# Data excerpts:

[Begin]

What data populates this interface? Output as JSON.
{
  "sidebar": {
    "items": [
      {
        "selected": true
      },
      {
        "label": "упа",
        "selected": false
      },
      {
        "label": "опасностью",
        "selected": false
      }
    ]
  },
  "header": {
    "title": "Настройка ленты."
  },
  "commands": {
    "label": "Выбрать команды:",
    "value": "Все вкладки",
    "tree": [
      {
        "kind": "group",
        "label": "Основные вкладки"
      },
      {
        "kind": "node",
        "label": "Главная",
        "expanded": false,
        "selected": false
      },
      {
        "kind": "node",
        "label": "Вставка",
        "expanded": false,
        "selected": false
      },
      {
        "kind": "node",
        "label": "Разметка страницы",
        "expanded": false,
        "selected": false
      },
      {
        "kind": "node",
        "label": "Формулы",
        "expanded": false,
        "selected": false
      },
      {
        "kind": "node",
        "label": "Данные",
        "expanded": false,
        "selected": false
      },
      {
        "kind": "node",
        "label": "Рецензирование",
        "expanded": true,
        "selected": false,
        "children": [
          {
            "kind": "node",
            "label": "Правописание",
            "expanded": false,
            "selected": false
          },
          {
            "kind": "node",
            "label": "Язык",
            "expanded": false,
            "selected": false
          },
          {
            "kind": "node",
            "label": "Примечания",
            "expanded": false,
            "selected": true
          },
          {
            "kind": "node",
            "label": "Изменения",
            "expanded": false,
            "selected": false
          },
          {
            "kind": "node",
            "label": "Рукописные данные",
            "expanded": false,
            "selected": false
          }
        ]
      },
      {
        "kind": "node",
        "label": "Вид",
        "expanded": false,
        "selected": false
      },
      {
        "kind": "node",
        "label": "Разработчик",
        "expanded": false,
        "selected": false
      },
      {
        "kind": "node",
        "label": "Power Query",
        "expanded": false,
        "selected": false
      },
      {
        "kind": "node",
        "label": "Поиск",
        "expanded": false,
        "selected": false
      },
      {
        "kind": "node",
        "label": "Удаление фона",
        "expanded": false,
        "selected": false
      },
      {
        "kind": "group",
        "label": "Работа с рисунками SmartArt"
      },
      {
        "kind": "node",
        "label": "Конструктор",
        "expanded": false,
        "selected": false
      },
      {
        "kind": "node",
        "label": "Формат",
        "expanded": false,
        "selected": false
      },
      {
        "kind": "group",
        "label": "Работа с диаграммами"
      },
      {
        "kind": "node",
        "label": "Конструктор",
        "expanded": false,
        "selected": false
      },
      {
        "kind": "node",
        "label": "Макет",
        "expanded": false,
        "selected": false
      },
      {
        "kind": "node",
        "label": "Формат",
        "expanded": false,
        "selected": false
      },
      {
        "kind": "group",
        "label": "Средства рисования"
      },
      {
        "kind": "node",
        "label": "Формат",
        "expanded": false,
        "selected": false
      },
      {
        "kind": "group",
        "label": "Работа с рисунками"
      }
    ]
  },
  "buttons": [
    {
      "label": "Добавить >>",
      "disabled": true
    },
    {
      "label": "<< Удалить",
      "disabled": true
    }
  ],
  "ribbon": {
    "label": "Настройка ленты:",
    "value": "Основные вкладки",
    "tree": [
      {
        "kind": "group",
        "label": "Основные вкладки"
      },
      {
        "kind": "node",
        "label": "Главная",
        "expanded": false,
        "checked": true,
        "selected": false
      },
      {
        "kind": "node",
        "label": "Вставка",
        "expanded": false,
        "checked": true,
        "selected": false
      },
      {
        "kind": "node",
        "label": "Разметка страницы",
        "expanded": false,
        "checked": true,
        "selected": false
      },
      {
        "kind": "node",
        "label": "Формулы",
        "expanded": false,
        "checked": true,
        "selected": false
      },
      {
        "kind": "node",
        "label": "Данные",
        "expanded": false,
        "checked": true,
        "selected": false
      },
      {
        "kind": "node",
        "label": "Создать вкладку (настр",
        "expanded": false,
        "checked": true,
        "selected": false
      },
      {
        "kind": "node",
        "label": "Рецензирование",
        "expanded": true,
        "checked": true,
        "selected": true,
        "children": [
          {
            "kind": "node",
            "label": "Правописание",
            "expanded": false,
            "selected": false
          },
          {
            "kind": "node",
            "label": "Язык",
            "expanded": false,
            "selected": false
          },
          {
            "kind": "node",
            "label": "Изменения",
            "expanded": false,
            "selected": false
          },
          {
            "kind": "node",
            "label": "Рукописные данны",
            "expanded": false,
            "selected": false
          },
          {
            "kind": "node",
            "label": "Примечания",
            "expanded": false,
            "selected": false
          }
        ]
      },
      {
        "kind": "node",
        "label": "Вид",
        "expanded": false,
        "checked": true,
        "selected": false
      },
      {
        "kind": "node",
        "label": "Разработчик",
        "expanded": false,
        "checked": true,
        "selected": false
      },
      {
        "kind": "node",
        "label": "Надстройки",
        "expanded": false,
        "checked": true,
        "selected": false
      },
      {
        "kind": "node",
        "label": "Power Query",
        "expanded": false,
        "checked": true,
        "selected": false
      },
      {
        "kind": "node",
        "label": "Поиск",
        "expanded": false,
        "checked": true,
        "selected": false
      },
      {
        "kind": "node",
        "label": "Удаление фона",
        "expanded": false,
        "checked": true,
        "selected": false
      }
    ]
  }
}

[End]

# EXERCISE INSTRUCTIONS:
Reproduce the entries above in full by retyping them exactly.

# EXERCISE SOLUTION:
What data populates this interface? Output as JSON.
{
  "sidebar": {
    "items": [
      {
        "selected": true
      },
      {
        "label": "упа",
        "selected": false
      },
      {
        "label": "опасностью",
        "selected": false
      }
    ]
  },
  "header": {
    "title": "Настройка ленты."
  },
  "commands": {
    "label": "Выбрать команды:",
    "value": "Все вкладки",
    "tree": [
      {
        "kind": "group",
        "label": "Основные вкладки"
      },
      {
        "kind": "node",
        "label": "Главная",
        "expanded": false,
        "selected": false
      },
      {
        "kind": "node",
        "label": "Вставка",
        "expanded": false,
        "selected": false
      },
      {
        "kind": "node",
        "label": "Разметка страницы",
        "expanded": false,
        "selected": false
      },
      {
        "kind": "node",
        "label": "Формулы",
        "expanded": false,
        "selected": false
      },
      {
        "kind": "node",
        "label": "Данные",
        "expanded": false,
        "selected": false
      },
      {
        "kind": "node",
        "label": "Рецензирование",
        "expanded": true,
        "selected": false,
        "children": [
          {
            "kind": "node",
            "label": "Правописание",
            "expanded": false,
            "selected": false
          },
          {
            "kind": "node",
            "label": "Язык",
            "expanded": false,
            "selected": false
          },
          {
            "kind": "node",
            "label": "Примечания",
            "expanded": false,
            "selected": true
          },
          {
            "kind": "node",
            "label": "Изменения",
            "expanded": false,
            "selected": false
          },
          {
            "kind": "node",
            "label": "Рукописные данные",
            "expanded": false,
            "selected": false
          }
        ]
      },
      {
        "kind": "node",
        "label": "Вид",
        "expanded": false,
        "selected": false
      },
      {
        "kind": "node",
        "label": "Разработчик",
        "expanded": false,
        "selected": false
      },
      {
        "kind": "node",
        "label": "Power Query",
        "expanded": false,
        "selected": false
      },
      {
        "kind": "node",
        "label": "Поиск",
        "expanded": false,
        "selected": false
      },
      {
        "kind": "node",
        "label": "Удаление фона",
        "expanded": false,
        "selected": false
      },
      {
        "kind": "group",
        "label": "Работа с рисунками SmartArt"
      },
      {
        "kind": "node",
        "label": "Конструктор",
        "expanded": false,
        "selected": false
      },
      {
        "kind": "node",
        "label": "Формат",
        "expanded": false,
        "selected": false
      },
      {
        "kind": "group",
        "label": "Работа с диаграммами"
      },
      {
        "kind": "node",
        "label": "Конструктор",
        "expanded": false,
        "selected": false
      },
      {
        "kind": "node",
        "label": "Макет",
        "expanded": false,
        "selected": false
      },
      {
        "kind": "node",
        "label": "Формат",
        "expanded": false,
        "selected": false
      },
      {
        "kind": "group",
        "label": "Средства рисования"
      },
      {
        "kind": "node",
        "label": "Формат",
        "expanded": false,
        "selected": false
      },
      {
        "kind": "group",
        "label": "Работа с рисунками"
      }
    ]
  },
  "buttons": [
    {
      "label": "Добавить >>",
      "disabled": true
    },
    {
      "label": "<< Удалить",
      "disabled": true
    }
  ],
  "ribbon": {
    "label": "Настройка ленты:",
    "value": "Основные вкладки",
    "tree": [
      {
        "kind": "group",
        "label": "Основные вкладки"
      },
      {
        "kind": "node",
        "label": "Главная",
        "expanded": false,
        "checked": true,
        "selected": false
      },
      {
        "kind": "node",
        "label": "Вставка",
        "expanded": false,
        "checked": true,
        "selected": false
      },
      {
        "kind": "node",
        "label": "Разметка страницы",
        "expanded": false,
        "checked": true,
        "selected": false
      },
      {
        "kind": "node",
        "label": "Формулы",
        "expanded": false,
        "checked": true,
        "selected": false
      },
      {
        "kind": "node",
        "label": "Данные",
        "expanded": false,
        "checked": true,
        "selected": false
      },
      {
        "kind": "node",
        "label": "Создать вкладку (настр",
        "expanded": false,
        "checked": true,
        "selected": false
      },
      {
        "kind": "node",
        "label": "Рецензирование",
        "expanded": true,
        "checked": true,
        "selected": true,
        "children": [
          {
            "kind": "node",
            "label": "Правописание",
            "expanded": false,
            "selected": false
          },
          {
            "kind": "node",
            "label": "Язык",
            "expanded": false,
            "selected": false
          },
          {
            "kind": "node",
            "label": "Изменения",
            "expanded": false,
            "selected": false
          },
          {
            "kind": "node",
            "label": "Рукописные данны",
            "expanded": false,
            "selected": false
          },
          {
            "kind": "node",
            "label": "Примечания",
            "expanded": false,
            "selected": false
          }
        ]
      },
      {
        "kind": "node",
        "label": "Вид",
        "expanded": false,
        "checked": true,
        "selected": false
      },
      {
        "kind": "node",
        "label": "Разработчик",
        "expanded": false,
        "checked": true,
        "selected": false
      },
      {
        "kind": "node",
        "label": "Надстройки",
        "expanded": false,
        "checked": true,
        "selected": false
      },
      {
        "kind": "node",
        "label": "Power Query",
        "expanded": false,
        "checked": true,
        "selected": false
      },
      {
        "kind": "node",
        "label": "Поиск",
        "expanded": false,
        "checked": true,
        "selected": false
      },
      {
        "kind": "node",
        "label": "Удаление фона",
        "expanded": false,
        "checked": true,
        "selected": false
      }
    ]
  }
}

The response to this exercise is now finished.